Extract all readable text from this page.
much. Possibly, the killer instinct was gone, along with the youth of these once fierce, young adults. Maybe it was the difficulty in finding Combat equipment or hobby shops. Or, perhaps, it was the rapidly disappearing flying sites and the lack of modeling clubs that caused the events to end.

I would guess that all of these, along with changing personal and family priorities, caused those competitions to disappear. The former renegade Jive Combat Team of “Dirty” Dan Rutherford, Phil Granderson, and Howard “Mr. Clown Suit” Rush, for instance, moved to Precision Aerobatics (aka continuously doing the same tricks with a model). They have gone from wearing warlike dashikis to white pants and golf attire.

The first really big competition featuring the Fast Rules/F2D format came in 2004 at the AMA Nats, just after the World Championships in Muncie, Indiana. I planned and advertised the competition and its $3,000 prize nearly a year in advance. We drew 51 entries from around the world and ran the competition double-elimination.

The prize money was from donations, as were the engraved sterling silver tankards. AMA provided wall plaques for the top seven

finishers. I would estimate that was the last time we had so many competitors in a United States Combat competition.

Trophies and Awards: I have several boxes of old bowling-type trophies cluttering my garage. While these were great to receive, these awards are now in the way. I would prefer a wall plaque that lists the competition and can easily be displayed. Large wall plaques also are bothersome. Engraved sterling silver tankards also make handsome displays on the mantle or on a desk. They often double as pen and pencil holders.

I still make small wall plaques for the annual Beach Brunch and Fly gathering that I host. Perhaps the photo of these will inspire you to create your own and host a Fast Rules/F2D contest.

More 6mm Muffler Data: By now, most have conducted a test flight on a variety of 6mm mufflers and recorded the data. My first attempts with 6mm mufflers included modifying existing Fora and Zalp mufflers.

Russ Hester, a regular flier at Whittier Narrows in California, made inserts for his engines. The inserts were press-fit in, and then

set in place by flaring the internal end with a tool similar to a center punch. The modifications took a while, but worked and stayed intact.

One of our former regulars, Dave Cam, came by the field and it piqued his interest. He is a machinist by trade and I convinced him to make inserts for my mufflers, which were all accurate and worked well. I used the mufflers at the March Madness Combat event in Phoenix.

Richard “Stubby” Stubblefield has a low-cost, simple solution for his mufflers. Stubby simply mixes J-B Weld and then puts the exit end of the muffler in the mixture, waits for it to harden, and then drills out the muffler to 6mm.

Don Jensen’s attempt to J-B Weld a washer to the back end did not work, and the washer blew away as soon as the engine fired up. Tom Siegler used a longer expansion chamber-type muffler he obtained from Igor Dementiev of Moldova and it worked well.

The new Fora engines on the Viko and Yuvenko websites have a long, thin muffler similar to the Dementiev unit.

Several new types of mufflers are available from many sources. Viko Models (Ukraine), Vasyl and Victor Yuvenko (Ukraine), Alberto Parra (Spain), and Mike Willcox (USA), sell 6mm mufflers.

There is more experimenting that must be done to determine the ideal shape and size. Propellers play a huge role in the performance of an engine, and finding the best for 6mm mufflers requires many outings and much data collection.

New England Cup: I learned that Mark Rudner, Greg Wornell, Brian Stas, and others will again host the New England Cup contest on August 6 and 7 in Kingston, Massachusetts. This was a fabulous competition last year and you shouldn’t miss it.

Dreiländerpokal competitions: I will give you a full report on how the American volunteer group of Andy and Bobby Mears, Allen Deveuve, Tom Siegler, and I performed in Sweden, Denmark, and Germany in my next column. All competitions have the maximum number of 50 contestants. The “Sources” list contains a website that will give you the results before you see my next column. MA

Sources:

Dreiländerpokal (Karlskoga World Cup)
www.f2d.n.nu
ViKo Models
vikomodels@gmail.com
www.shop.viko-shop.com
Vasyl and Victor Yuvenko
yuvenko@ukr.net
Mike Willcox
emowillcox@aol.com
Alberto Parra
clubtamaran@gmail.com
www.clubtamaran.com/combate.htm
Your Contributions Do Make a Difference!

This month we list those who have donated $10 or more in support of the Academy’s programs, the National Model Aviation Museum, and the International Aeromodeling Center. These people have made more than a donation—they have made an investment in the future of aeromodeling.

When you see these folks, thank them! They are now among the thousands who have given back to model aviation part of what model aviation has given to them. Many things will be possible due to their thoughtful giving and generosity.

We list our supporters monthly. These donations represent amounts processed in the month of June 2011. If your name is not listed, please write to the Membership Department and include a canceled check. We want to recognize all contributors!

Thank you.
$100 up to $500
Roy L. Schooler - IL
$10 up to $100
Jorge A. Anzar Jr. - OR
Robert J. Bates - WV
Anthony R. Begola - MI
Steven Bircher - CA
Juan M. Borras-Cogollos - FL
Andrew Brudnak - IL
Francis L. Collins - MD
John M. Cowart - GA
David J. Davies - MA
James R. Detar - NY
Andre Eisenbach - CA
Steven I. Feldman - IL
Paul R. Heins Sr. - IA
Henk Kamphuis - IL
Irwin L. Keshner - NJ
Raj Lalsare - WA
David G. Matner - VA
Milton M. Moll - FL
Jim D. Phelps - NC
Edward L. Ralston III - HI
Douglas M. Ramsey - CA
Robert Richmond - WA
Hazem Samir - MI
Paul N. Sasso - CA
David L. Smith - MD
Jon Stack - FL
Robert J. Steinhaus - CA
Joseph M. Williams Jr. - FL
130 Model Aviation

*EXERCISE TASK*
Where a line above includes "Fast", copy that line.

*COMPLETE ANSWER*
The first really big competition featuring the Fast Rules/F2D format came in 2004 at the AMA Nats, just after the World Championships in Muncie, Indiana. I planned and advertised the competition and its $3,000 prize nearly a year in advance. We drew 51 entries from around the world and ran the competition double-elimination.
I still make small wall plaques for the annual Beach Brunch and Fly gathering that I host. Perhaps the photo of these will inspire you to create your own and host a Fast Rules/F2D contest.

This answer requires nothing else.